>> begin DATA EXTRACT

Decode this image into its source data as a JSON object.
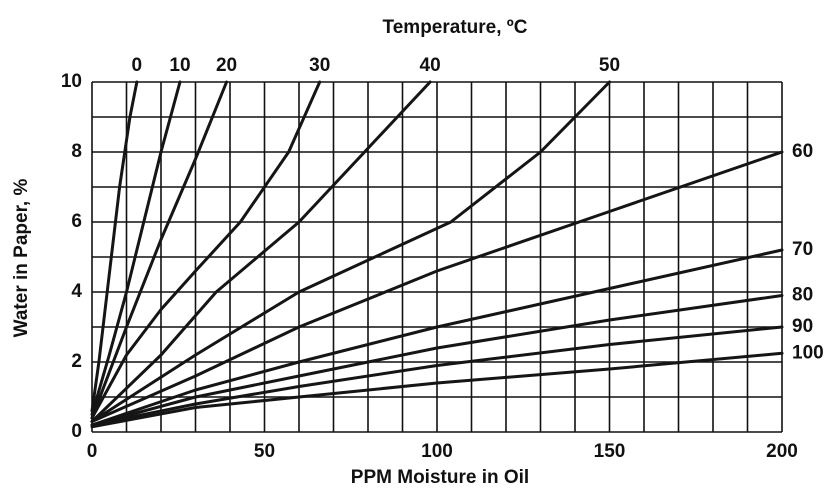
{
  "chart_data": {
    "type": "line",
    "title": "Temperature, ºC",
    "x_label": "PPM Moisture in Oil",
    "y_label": "Water in Paper, %",
    "xlim": [
      0,
      200
    ],
    "ylim": [
      0,
      10
    ],
    "xticks": [
      0,
      50,
      100,
      150,
      200
    ],
    "yticks": [
      0,
      2,
      4,
      6,
      8,
      10
    ],
    "x_grid": [
      0,
      10,
      20,
      30,
      40,
      50,
      60,
      70,
      80,
      90,
      100,
      110,
      120,
      130,
      140,
      150,
      160,
      170,
      180,
      190,
      200
    ],
    "y_grid": [
      0,
      1,
      2,
      3,
      4,
      5,
      6,
      7,
      8,
      9,
      10
    ],
    "grid": true,
    "color": "#151515",
    "series": [
      {
        "name": "0",
        "x": [
          0,
          2,
          5,
          8,
          11,
          13
        ],
        "values": [
          0.6,
          2,
          4.5,
          7,
          9,
          10
        ]
      },
      {
        "name": "10",
        "x": [
          0,
          5,
          10,
          15,
          20,
          25.5
        ],
        "values": [
          0.5,
          2.2,
          4,
          6,
          8,
          10
        ]
      },
      {
        "name": "20",
        "x": [
          0,
          10,
          20,
          30,
          39
        ],
        "values": [
          0.4,
          3,
          5.5,
          7.8,
          10
        ]
      },
      {
        "name": "30",
        "x": [
          0,
          10,
          20,
          30,
          43,
          57,
          66
        ],
        "values": [
          0.4,
          2.2,
          3.5,
          4.6,
          6,
          8,
          10
        ]
      },
      {
        "name": "40",
        "x": [
          0,
          20,
          36,
          60,
          79,
          98
        ],
        "values": [
          0.3,
          2.2,
          4,
          6,
          8,
          10
        ]
      },
      {
        "name": "50",
        "x": [
          0,
          30,
          60,
          104,
          130,
          150
        ],
        "values": [
          0.3,
          2.2,
          4,
          6,
          8,
          10
        ]
      },
      {
        "name": "60",
        "x": [
          0,
          30,
          60,
          100,
          150,
          200
        ],
        "values": [
          0.3,
          1.6,
          3,
          4.6,
          6.3,
          8
        ]
      },
      {
        "name": "70",
        "x": [
          0,
          30,
          60,
          100,
          150,
          200
        ],
        "values": [
          0.2,
          1.2,
          2,
          3,
          4.1,
          5.2
        ]
      },
      {
        "name": "80",
        "x": [
          0,
          30,
          60,
          100,
          150,
          200
        ],
        "values": [
          0.2,
          1,
          1.6,
          2.4,
          3.2,
          3.9
        ]
      },
      {
        "name": "90",
        "x": [
          0,
          30,
          60,
          100,
          150,
          200
        ],
        "values": [
          0.2,
          0.8,
          1.3,
          1.9,
          2.5,
          3
        ]
      },
      {
        "name": "100",
        "x": [
          0,
          30,
          60,
          100,
          150,
          200
        ],
        "values": [
          0.15,
          0.7,
          1.0,
          1.4,
          1.8,
          2.25
        ]
      }
    ]
  }
}
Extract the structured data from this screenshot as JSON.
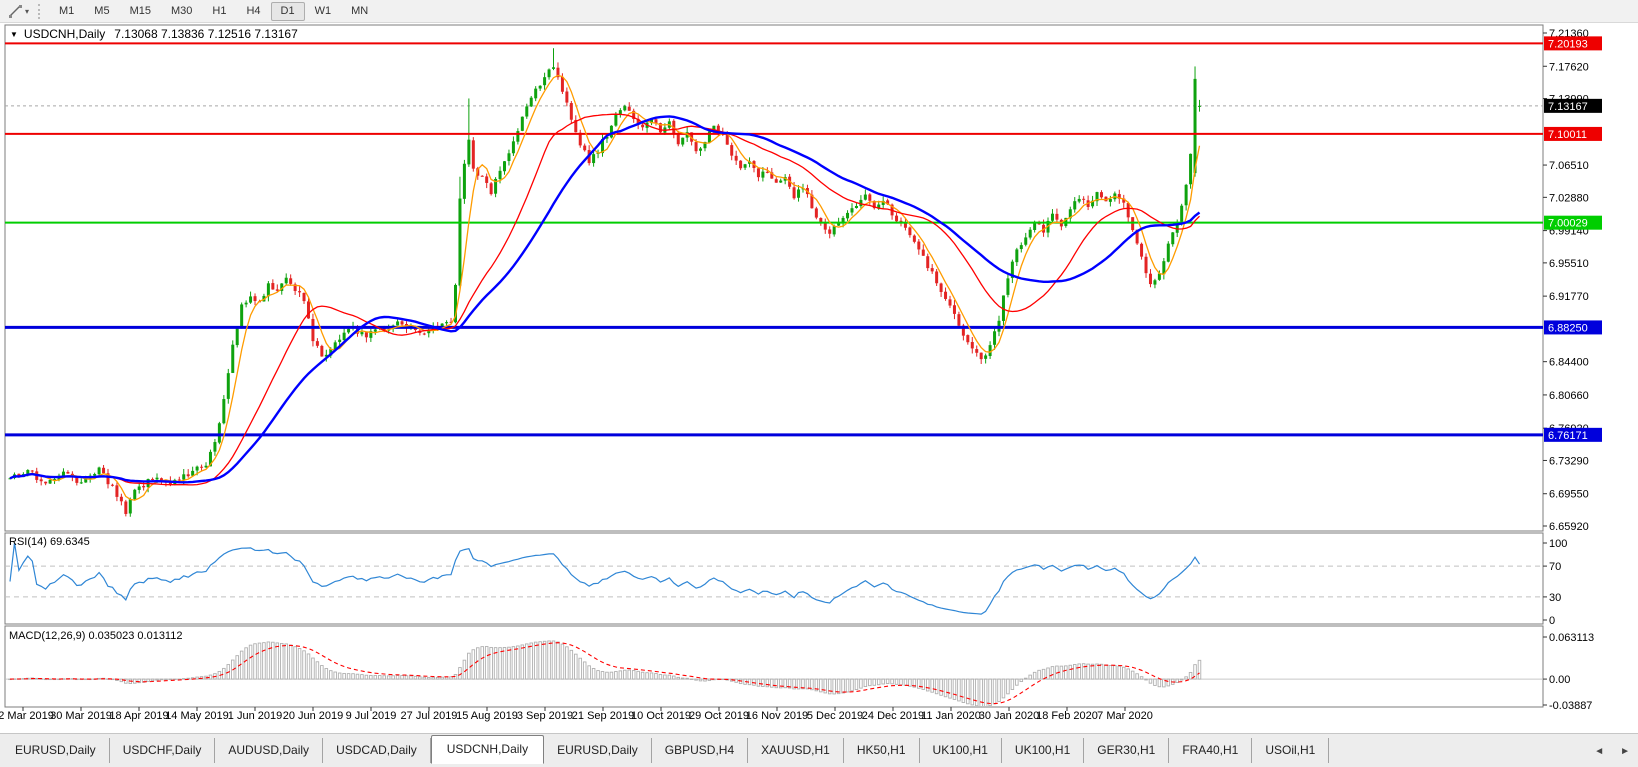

>> end DATA EXTRACT

__DIRECTIONS__.
Restate the entire listing word for word, excluding pictures.

__SOLVED EXERCISE__.
Decode this image into its source data as a JSON object.
{
  "chart_data": {
    "type": "line",
    "title": "Temperature, ºC",
    "x_label": "PPM Moisture in Oil",
    "y_label": "Water in Paper, %",
    "xlim": [
      0,
      200
    ],
    "ylim": [
      0,
      10
    ],
    "xticks": [
      0,
      50,
      100,
      150,
      200
    ],
    "yticks": [
      0,
      2,
      4,
      6,
      8,
      10
    ],
    "x_grid": [
      0,
      10,
      20,
      30,
      40,
      50,
      60,
      70,
      80,
      90,
      100,
      110,
      120,
      130,
      140,
      150,
      160,
      170,
      180,
      190,
      200
    ],
    "y_grid": [
      0,
      1,
      2,
      3,
      4,
      5,
      6,
      7,
      8,
      9,
      10
    ],
    "grid": true,
    "color": "#151515",
    "series": [
      {
        "name": "0",
        "x": [
          0,
          2,
          5,
          8,
          11,
          13
        ],
        "values": [
          0.6,
          2,
          4.5,
          7,
          9,
          10
        ]
      },
      {
        "name": "10",
        "x": [
          0,
          5,
          10,
          15,
          20,
          25.5
        ],
        "values": [
          0.5,
          2.2,
          4,
          6,
          8,
          10
        ]
      },
      {
        "name": "20",
        "x": [
          0,
          10,
          20,
          30,
          39
        ],
        "values": [
          0.4,
          3,
          5.5,
          7.8,
          10
        ]
      },
      {
        "name": "30",
        "x": [
          0,
          10,
          20,
          30,
          43,
          57,
          66
        ],
        "values": [
          0.4,
          2.2,
          3.5,
          4.6,
          6,
          8,
          10
        ]
      },
      {
        "name": "40",
        "x": [
          0,
          20,
          36,
          60,
          79,
          98
        ],
        "values": [
          0.3,
          2.2,
          4,
          6,
          8,
          10
        ]
      },
      {
        "name": "50",
        "x": [
          0,
          30,
          60,
          104,
          130,
          150
        ],
        "values": [
          0.3,
          2.2,
          4,
          6,
          8,
          10
        ]
      },
      {
        "name": "60",
        "x": [
          0,
          30,
          60,
          100,
          150,
          200
        ],
        "values": [
          0.3,
          1.6,
          3,
          4.6,
          6.3,
          8
        ]
      },
      {
        "name": "70",
        "x": [
          0,
          30,
          60,
          100,
          150,
          200
        ],
        "values": [
          0.2,
          1.2,
          2,
          3,
          4.1,
          5.2
        ]
      },
      {
        "name": "80",
        "x": [
          0,
          30,
          60,
          100,
          150,
          200
        ],
        "values": [
          0.2,
          1,
          1.6,
          2.4,
          3.2,
          3.9
        ]
      },
      {
        "name": "90",
        "x": [
          0,
          30,
          60,
          100,
          150,
          200
        ],
        "values": [
          0.2,
          0.8,
          1.3,
          1.9,
          2.5,
          3
        ]
      },
      {
        "name": "100",
        "x": [
          0,
          30,
          60,
          100,
          150,
          200
        ],
        "values": [
          0.15,
          0.7,
          1.0,
          1.4,
          1.8,
          2.25
        ]
      }
    ]
  }
}
Extract the structured data from this screenshot as JSON.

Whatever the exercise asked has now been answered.